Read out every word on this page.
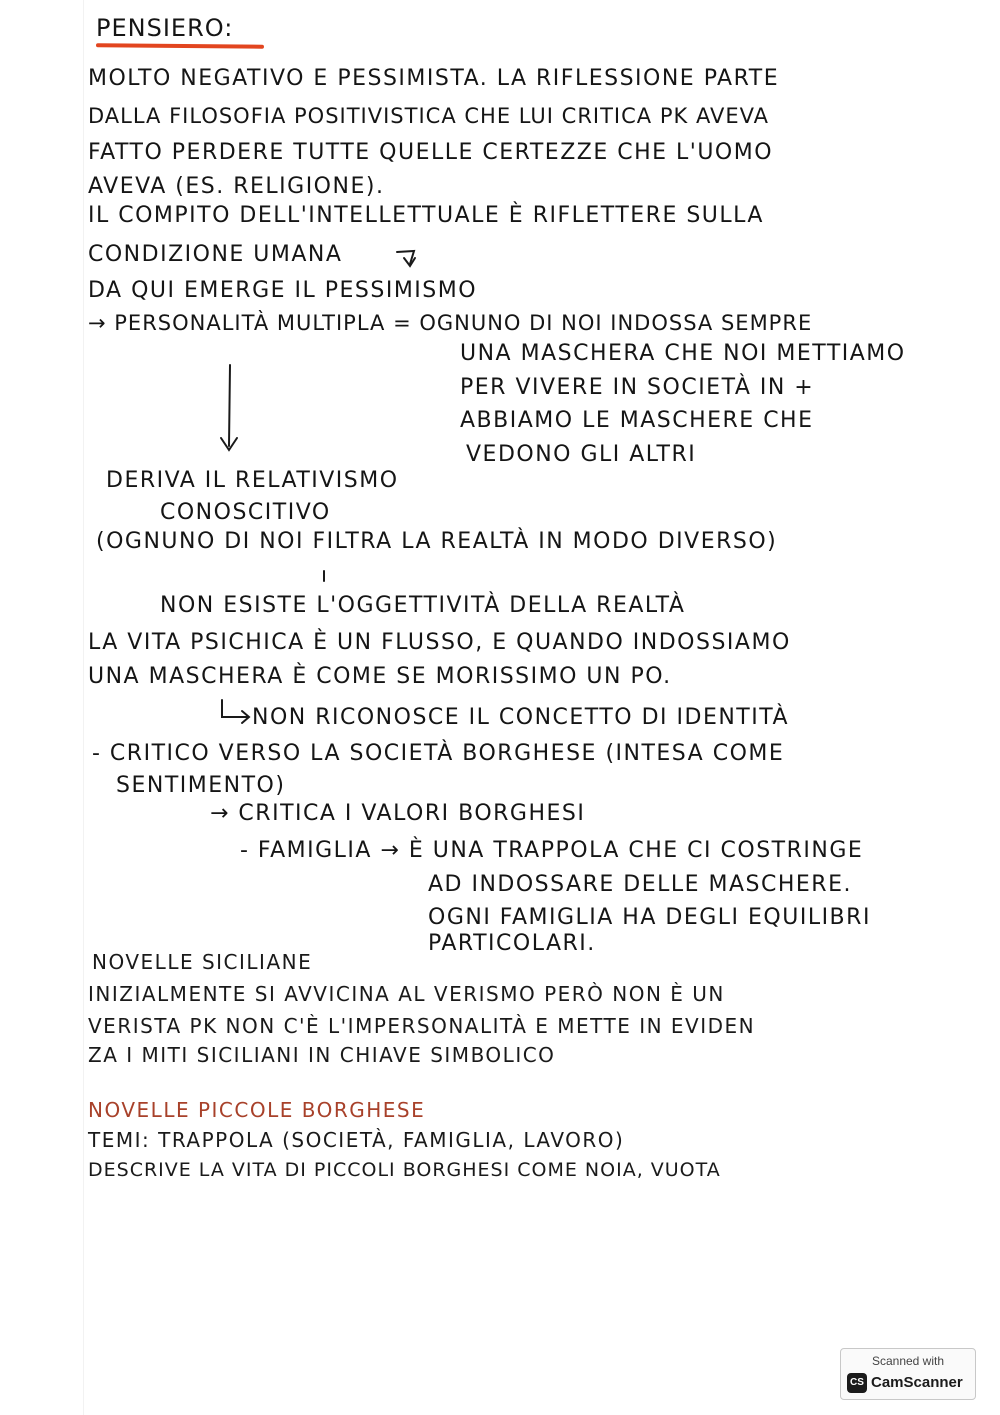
PENSIERO:
MOLTO NEGATIVO E PESSIMISTA. LA RIFLESSIONE PARTE
DALLA FILOSOFIA POSITIVISTICA CHE LUI CRITICA PK AVEVA
FATTO PERDERE TUTTE QUELLE CERTEZZE CHE L'UOMO
AVEVA (ES. RELIGIONE).
IL COMPITO DELL'INTELLETTUALE È RIFLETTERE SULLA
CONDIZIONE UMANA
DA QUI EMERGE IL PESSIMISMO
→ PERSONALITÀ MULTIPLA = OGNUNO DI NOI INDOSSA SEMPRE
UNA MASCHERA CHE NOI METTIAMO
PER VIVERE IN SOCIETÀ IN +
ABBIAMO LE MASCHERE CHE
VEDONO GLI ALTRI
DERIVA IL RELATIVISMO
CONOSCITIVO
(OGNUNO DI NOI FILTRA LA REALTÀ IN MODO DIVERSO)
NON ESISTE L'OGGETTIVITÀ DELLA REALTÀ
LA VITA PSICHICA È UN FLUSSO, E QUANDO INDOSSIAMO
UNA MASCHERA È COME SE MORISSIMO UN PO.
NON RICONOSCE IL CONCETTO DI IDENTITÀ
- CRITICO VERSO LA SOCIETÀ BORGHESE (INTESA COME
SENTIMENTO)
→ CRITICA I VALORI BORGHESI
- FAMIGLIA → È UNA TRAPPOLA CHE CI COSTRINGE
AD INDOSSARE DELLE MASCHERE.
OGNI FAMIGLIA HA DEGLI EQUILIBRI
PARTICOLARI.
NOVELLE SICILIANE
INIZIALMENTE SI AVVICINA AL VERISMO PERÒ NON È UN
VERISTA PK NON C'È L'IMPERSONALITÀ E METTE IN EVIDEN
ZA I MITI SICILIANI IN CHIAVE SIMBOLICO
NOVELLE PICCOLE BORGHESE
TEMI: TRAPPOLA (SOCIETÀ, FAMIGLIA, LAVORO)
DESCRIVE LA VITA DI PICCOLI BORGHESI COME NOIA, VUOTA
Scanned with
CS CamScanner
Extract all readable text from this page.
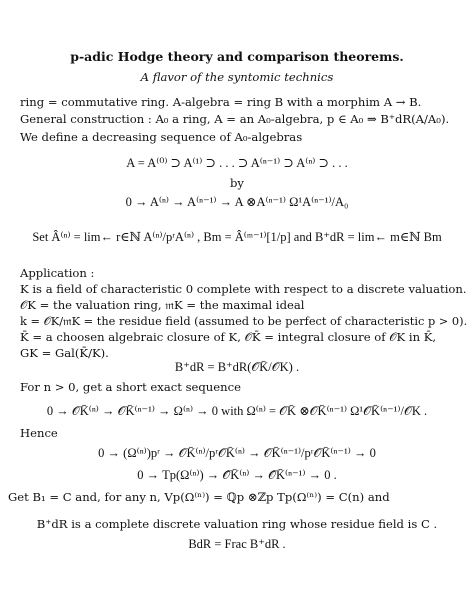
p-adic Hodge theory and comparison theorems.
A flavor of the syntomic technics
ring = commutative ring. A-algebra = ring B with a morphim A → B.
General construction : A₀ a ring, A = an A₀-algebra, p ∈ A₀ ⇒ B⁺dR(A/A₀).
We define a decreasing sequence of A₀-algebras
A = A⁽⁰⁾ ⊃ A⁽¹⁾ ⊃ . . . ⊃ A⁽ⁿ⁻¹⁾ ⊃ A⁽ⁿ⁾ ⊃ . . .
by
0 → A⁽ⁿ⁾ → A⁽ⁿ⁻¹⁾ → A ⊗A⁽ⁿ⁻¹⁾ Ω¹A⁽ⁿ⁻¹⁾/A₀
Set Â⁽ⁿ⁾ = lim← r∈ℕ A⁽ⁿ⁾/pʳA⁽ⁿ⁾ , Bm = Â⁽ᵐ⁻¹⁾[1/p] and B⁺dR = lim← m∈ℕ Bm
Application :
K is a field of characteristic 0 complete with respect to a discrete valuation.
𝒪K = the valuation ring, 𝔪K = the maximal ideal
k = 𝒪K/𝔪K = the residue field (assumed to be perfect of characteristic p > 0).
K̄ = a choosen algebraic closure of K, 𝒪K̄ = integral closure of 𝒪K in K̄,
GK = Gal(K̄/K).
B⁺dR = B⁺dR(𝒪K̄/𝒪K) .
For n > 0, get a short exact sequence
0 → 𝒪K̄⁽ⁿ⁾ → 𝒪K̄⁽ⁿ⁻¹⁾ → Ω⁽ⁿ⁾ → 0 with Ω⁽ⁿ⁾ = 𝒪K̄ ⊗𝒪K̄⁽ⁿ⁻¹⁾ Ω¹𝒪K̄⁽ⁿ⁻¹⁾/𝒪K .
Hence
0 → (Ω⁽ⁿ⁾)pʳ → 𝒪K̄⁽ⁿ⁾/pʳ𝒪K̄⁽ⁿ⁾ → 𝒪K̄⁽ⁿ⁻¹⁾/pʳ𝒪K̄⁽ⁿ⁻¹⁾ → 0
0 → Tp(Ω⁽ⁿ⁾) → 𝒪̂K̄⁽ⁿ⁾ → 𝒪̂K̄⁽ⁿ⁻¹⁾ → 0 .
Get B₁ = C and, for any n, Vp(Ω⁽ⁿ⁾) = ℚp ⊗ℤp Tp(Ω⁽ⁿ⁾) = C(n) and
B⁺dR is a complete discrete valuation ring whose residue field is C .
BdR = Frac B⁺dR .
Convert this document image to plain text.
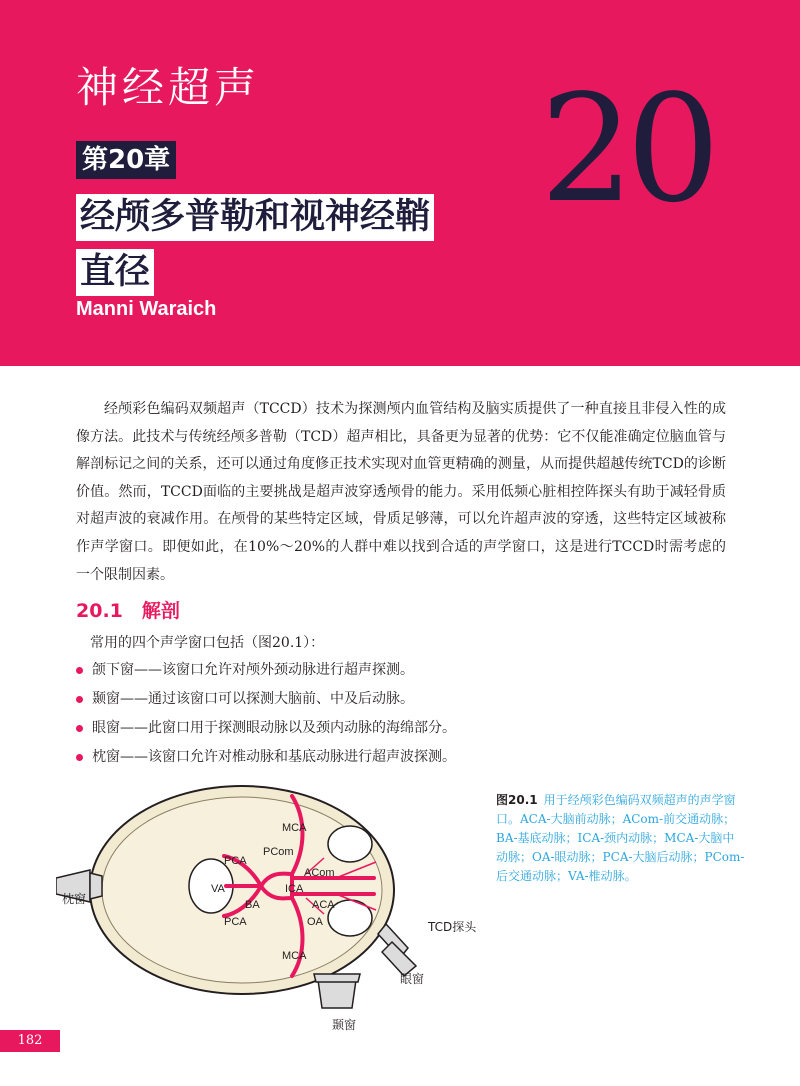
神经超声 20
第20章
经颅多普勒和视神经鞘
直径
Manni Waraich

经颅彩色编码双频超声（TCCD）技术为探测颅内血管结构及脑实质提供了一种直接且非侵入性的成像方法。此技术与传统经颅多普勒（TCD）超声相比，具备更为显著的优势：它不仅能准确定位脑血管与解剖标记之间的关系，还可以通过角度修正技术实现对血管更精确的测量，从而提供超越传统TCD的诊断价值。然而，TCCD面临的主要挑战是超声波穿透颅骨的能力。采用低频心脏相控阵探头有助于减轻骨质对超声波的衰减作用。在颅骨的某些特定区域，骨质足够薄，可以允许超声波的穿透，这些特定区域被称作声学窗口。即便如此，在10%～20%的人群中难以找到合适的声学窗口，这是进行TCCD时需考虑的一个限制因素。

20.1　解剖

常用的四个声学窗口包括（图20.1）：

颌下窗——该窗口允许对颅外颈动脉进行超声探测。
颞窗——通过该窗口可以探测大脑前、中及后动脉。
眼窗——此窗口用于探测眼动脉以及颈内动脉的海绵部分。
枕窗——该窗口允许对椎动脉和基底动脉进行超声波探测。
MCA
PCom
PCA
ACom
VA	ICA
BA	ACA
PCA	OA
MCA
枕窗
TCD探头
眼窗
颞窗

图20.1 用于经颅彩色编码双频超声的声学窗口。ACA-大脑前动脉；ACom-前交通动脉；BA-基底动脉；ICA-颈内动脉；MCA-大脑中动脉；OA-眼动脉；PCA-大脑后动脉；PCom-后交通动脉；VA-椎动脉。

182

☆ ☆ ☆ ☆

WHAT TO WORK ON: Reproduce each line exactly as it appears, omitting the pictures.

ANSWER FOR THIS EXERCISE:
Read out every word on this page.
PENSIERO:
MOLTO NEGATIVO E PESSIMISTA. LA RIFLESSIONE PARTE
DALLA FILOSOFIA POSITIVISTICA CHE LUI CRITICA PK AVEVA
FATTO PERDERE TUTTE QUELLE CERTEZZE CHE L'UOMO
AVEVA (ES. RELIGIONE).
IL COMPITO DELL'INTELLETTUALE È RIFLETTERE SULLA
CONDIZIONE UMANA
DA QUI EMERGE IL PESSIMISMO
→ PERSONALITÀ MULTIPLA = OGNUNO DI NOI INDOSSA SEMPRE
UNA MASCHERA CHE NOI METTIAMO
PER VIVERE IN SOCIETÀ IN +
ABBIAMO LE MASCHERE CHE
VEDONO GLI ALTRI
DERIVA IL RELATIVISMO
CONOSCITIVO
(OGNUNO DI NOI FILTRA LA REALTÀ IN MODO DIVERSO)
NON ESISTE L'OGGETTIVITÀ DELLA REALTÀ
LA VITA PSICHICA È UN FLUSSO, E QUANDO INDOSSIAMO
UNA MASCHERA È COME SE MORISSIMO UN PO.
NON RICONOSCE IL CONCETTO DI IDENTITÀ
- CRITICO VERSO LA SOCIETÀ BORGHESE (INTESA COME
SENTIMENTO)
→ CRITICA I VALORI BORGHESI
- FAMIGLIA → È UNA TRAPPOLA CHE CI COSTRINGE
AD INDOSSARE DELLE MASCHERE.
OGNI FAMIGLIA HA DEGLI EQUILIBRI
PARTICOLARI.
NOVELLE SICILIANE
INIZIALMENTE SI AVVICINA AL VERISMO PERÒ NON È UN
VERISTA PK NON C'È L'IMPERSONALITÀ E METTE IN EVIDEN
ZA I MITI SICILIANI IN CHIAVE SIMBOLICO
NOVELLE PICCOLE BORGHESE
TEMI: TRAPPOLA (SOCIETÀ, FAMIGLIA, LAVORO)
DESCRIVE LA VITA DI PICCOLI BORGHESI COME NOIA, VUOTA
Scanned with
CS CamScanner
Extract all readable text from this page.
p-adic Hodge theory and comparison theorems.
A flavor of the syntomic technics
ring = commutative ring. A-algebra = ring B with a morphim A → B.
General construction : A₀ a ring, A = an A₀-algebra, p ∈ A₀ ⇒ B⁺dR(A/A₀).
We define a decreasing sequence of A₀-algebras
A = A⁽⁰⁾ ⊃ A⁽¹⁾ ⊃ . . . ⊃ A⁽ⁿ⁻¹⁾ ⊃ A⁽ⁿ⁾ ⊃ . . .
by
0 → A⁽ⁿ⁾ → A⁽ⁿ⁻¹⁾ → A ⊗A⁽ⁿ⁻¹⁾ Ω¹A⁽ⁿ⁻¹⁾/A₀
Set Â⁽ⁿ⁾ = lim← r∈ℕ A⁽ⁿ⁾/pʳA⁽ⁿ⁾ , Bm = Â⁽ᵐ⁻¹⁾[1/p] and B⁺dR = lim← m∈ℕ Bm
Application :
K is a field of characteristic 0 complete with respect to a discrete valuation.
𝒪K = the valuation ring, 𝔪K = the maximal ideal
k = 𝒪K/𝔪K = the residue field (assumed to be perfect of characteristic p > 0).
K̄ = a choosen algebraic closure of K, 𝒪K̄ = integral closure of 𝒪K in K̄,
GK = Gal(K̄/K).
B⁺dR = B⁺dR(𝒪K̄/𝒪K) .
For n > 0, get a short exact sequence
0 → 𝒪K̄⁽ⁿ⁾ → 𝒪K̄⁽ⁿ⁻¹⁾ → Ω⁽ⁿ⁾ → 0 with Ω⁽ⁿ⁾ = 𝒪K̄ ⊗𝒪K̄⁽ⁿ⁻¹⁾ Ω¹𝒪K̄⁽ⁿ⁻¹⁾/𝒪K .
Hence
0 → (Ω⁽ⁿ⁾)pʳ → 𝒪K̄⁽ⁿ⁾/pʳ𝒪K̄⁽ⁿ⁾ → 𝒪K̄⁽ⁿ⁻¹⁾/pʳ𝒪K̄⁽ⁿ⁻¹⁾ → 0
0 → Tp(Ω⁽ⁿ⁾) → 𝒪̂K̄⁽ⁿ⁾ → 𝒪̂K̄⁽ⁿ⁻¹⁾ → 0 .
Get B₁ = C and, for any n, Vp(Ω⁽ⁿ⁾) = ℚp ⊗ℤp Tp(Ω⁽ⁿ⁾) = C(n) and
B⁺dR is a complete discrete valuation ring whose residue field is C .
BdR = Frac B⁺dR .
Convert this document image to plain text.
神经超声 20
第20章
经颅多普勒和视神经鞘
直径
Manni Waraich

经颅彩色编码双频超声（TCCD）技术为探测颅内血管结构及脑实质提供了一种直接且非侵入性的成像方法。此技术与传统经颅多普勒（TCD）超声相比，具备更为显著的优势：它不仅能准确定位脑血管与解剖标记之间的关系，还可以通过角度修正技术实现对血管更精确的测量，从而提供超越传统TCD的诊断价值。然而，TCCD面临的主要挑战是超声波穿透颅骨的能力。采用低频心脏相控阵探头有助于减轻骨质对超声波的衰减作用。在颅骨的某些特定区域，骨质足够薄，可以允许超声波的穿透，这些特定区域被称作声学窗口。即便如此，在10%～20%的人群中难以找到合适的声学窗口，这是进行TCCD时需考虑的一个限制因素。

20.1　解剖

常用的四个声学窗口包括（图20.1）：

颌下窗——该窗口允许对颅外颈动脉进行超声探测。
颞窗——通过该窗口可以探测大脑前、中及后动脉。
眼窗——此窗口用于探测眼动脉以及颈内动脉的海绵部分。
枕窗——该窗口允许对椎动脉和基底动脉进行超声波探测。
MCA
PCom
PCA
ACom
VA	ICA
BA	ACA
PCA	OA
MCA
枕窗
TCD探头
眼窗
颞窗

图20.1 用于经颅彩色编码双频超声的声学窗口。ACA-大脑前动脉；ACom-前交通动脉；BA-基底动脉；ICA-颈内动脉；MCA-大脑中动脉；OA-眼动脉；PCA-大脑后动脉；PCom-后交通动脉；VA-椎动脉。

182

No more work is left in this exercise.